> 文書本文
━━━

2013年6月23日日曜日

骨董屋探偵の事件簿

サックス・ローマー著、近藤麻里子訳『骨董屋探偵の事件簿』は骨董屋を営む素人探偵の活躍を描いた推理小説の短編集である。骨董屋探偵というだけあって事件は考古学的価値のある文物が多い。
『骨董屋探偵の事件簿』の最大の特徴はオカルト趣味である。モリス探偵は霊感によって事件を解決する。ミステリーとオカルトは本来ならば相性がいい。読者は怪奇なもの、不思議なものを求めており、推理小説では殺人事件となって現れる。故にどれほど優れた名探偵であっても殺人事件を阻止することはない。殺人事件を解決する名探偵よりも殺人事件を阻止する名探偵の方が有能であるが、それは推理小説の需要を満たさない。
だから事件は起きる。それも考えられないような複雑怪奇な状況で。それによって読者のオカルト趣味を満足させる。しかし、その後の展開はオカルト趣味とは反対に進む。名探偵が謎を解き明かし、事件がオカルト現象でも何でもないことを明らかにする。このために探偵は一般にオカルトを否定する科学信奉者というイメージがある。
しかし、かのシャーロック・ホームズでさえ、阿片を吸引し、妄想にふける描写があった。オカルト趣味が興隆したヴィクトリア朝の社会背景を無視しては十分に楽しめない作品である。

━━━

> 抽出項目
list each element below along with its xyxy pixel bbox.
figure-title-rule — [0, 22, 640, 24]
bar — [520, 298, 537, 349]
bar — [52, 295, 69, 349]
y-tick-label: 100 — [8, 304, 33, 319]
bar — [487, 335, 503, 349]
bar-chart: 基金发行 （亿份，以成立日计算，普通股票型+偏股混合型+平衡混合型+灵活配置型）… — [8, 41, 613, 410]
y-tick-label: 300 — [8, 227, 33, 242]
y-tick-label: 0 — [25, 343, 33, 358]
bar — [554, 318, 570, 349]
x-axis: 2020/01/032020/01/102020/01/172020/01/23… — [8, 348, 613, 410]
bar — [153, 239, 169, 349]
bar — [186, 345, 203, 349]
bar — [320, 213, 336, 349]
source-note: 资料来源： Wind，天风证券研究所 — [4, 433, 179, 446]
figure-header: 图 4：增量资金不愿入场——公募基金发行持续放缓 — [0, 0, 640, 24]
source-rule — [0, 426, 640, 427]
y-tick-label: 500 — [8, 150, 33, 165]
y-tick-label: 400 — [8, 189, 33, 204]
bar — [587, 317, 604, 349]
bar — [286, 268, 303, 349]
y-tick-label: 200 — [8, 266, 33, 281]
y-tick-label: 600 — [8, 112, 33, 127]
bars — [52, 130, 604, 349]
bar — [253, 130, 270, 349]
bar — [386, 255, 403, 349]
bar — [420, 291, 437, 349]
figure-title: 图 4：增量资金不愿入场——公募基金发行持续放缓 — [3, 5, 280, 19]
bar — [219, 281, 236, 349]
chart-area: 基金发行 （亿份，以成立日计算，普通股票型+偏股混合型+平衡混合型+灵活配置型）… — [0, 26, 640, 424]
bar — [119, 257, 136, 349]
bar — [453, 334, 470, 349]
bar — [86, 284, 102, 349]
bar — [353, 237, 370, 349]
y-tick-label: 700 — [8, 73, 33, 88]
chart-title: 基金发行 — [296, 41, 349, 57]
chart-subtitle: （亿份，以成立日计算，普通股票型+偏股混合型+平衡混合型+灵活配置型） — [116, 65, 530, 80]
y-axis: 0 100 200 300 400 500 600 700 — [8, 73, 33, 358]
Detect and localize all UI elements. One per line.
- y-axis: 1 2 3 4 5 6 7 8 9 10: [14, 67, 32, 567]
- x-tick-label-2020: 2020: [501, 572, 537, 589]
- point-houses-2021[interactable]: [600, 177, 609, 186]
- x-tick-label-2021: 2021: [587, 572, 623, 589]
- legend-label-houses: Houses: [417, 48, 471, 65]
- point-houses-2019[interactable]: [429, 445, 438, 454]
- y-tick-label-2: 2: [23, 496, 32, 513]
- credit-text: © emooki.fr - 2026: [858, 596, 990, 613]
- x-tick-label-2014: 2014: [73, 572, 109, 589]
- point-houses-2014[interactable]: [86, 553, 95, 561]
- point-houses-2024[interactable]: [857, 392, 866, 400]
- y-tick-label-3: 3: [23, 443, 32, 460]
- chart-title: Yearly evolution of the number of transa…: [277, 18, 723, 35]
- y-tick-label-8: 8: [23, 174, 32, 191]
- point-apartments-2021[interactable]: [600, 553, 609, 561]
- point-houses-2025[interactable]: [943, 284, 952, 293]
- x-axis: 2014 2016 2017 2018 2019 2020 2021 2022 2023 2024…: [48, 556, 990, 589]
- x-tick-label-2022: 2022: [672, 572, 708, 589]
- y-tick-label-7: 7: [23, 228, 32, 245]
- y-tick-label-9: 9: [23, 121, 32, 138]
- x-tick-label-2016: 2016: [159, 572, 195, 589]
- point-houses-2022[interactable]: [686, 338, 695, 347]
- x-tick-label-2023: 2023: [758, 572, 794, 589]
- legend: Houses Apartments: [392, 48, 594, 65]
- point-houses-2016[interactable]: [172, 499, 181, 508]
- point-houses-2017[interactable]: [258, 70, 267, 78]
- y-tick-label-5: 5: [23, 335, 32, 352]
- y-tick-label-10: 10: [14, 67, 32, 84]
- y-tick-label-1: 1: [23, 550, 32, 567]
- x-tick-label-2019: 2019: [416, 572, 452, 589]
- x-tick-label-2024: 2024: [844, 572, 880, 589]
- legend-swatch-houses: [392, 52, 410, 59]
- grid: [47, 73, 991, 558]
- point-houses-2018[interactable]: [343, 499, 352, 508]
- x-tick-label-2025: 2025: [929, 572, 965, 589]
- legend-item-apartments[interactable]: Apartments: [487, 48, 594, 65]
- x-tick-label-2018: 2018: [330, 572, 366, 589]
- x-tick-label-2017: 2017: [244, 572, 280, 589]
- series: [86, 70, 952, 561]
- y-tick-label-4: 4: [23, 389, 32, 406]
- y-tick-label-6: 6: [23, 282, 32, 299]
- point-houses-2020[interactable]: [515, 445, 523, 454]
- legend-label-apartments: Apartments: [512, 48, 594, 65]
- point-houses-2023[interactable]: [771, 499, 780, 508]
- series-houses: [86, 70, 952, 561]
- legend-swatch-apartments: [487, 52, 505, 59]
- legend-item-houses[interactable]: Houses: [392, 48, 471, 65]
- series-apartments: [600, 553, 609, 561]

━━━

> 問題の説明
『骨董屋探偵の事件簿』を論じた本文の最後の文に続けて、その先を書き進めてください。

> 解答欄
探偵を科学信奉者のように位置付けることはステレオタイプである。勿論、阿片吸引は否定されるべきである。オルタナティブがドラッグ容認と結び付くことは、オルタナティブを市民的支持から遠ざけるだけである。特に脱法ハーブ(脱法ドラッグ)が社会問題になっている現代日本ではフィクション上も薬物への厳しい姿勢が求められる。それ故にホームズに理知的な人物とのイメージを振り撒くことは社会的に健全である。
その点で『骨董屋探偵の事件簿』は健全なオカルト趣味を振り撒く推理小説である。
日本では科学的捜査の対極は思い込み捜査であり、行き着く先が自白の強要である。これに対して『骨董屋探偵の事件簿』は非科学的捜査であるが、価値観は健全である。「十字軍の斧」では容疑者候補は一人に絞られ、グリムズリー警部補は逮捕状まで用意したが、疑いはクリアにならず、探偵に助けを求める。日本の警察ならば自白を強要して冤罪を作り出すところである。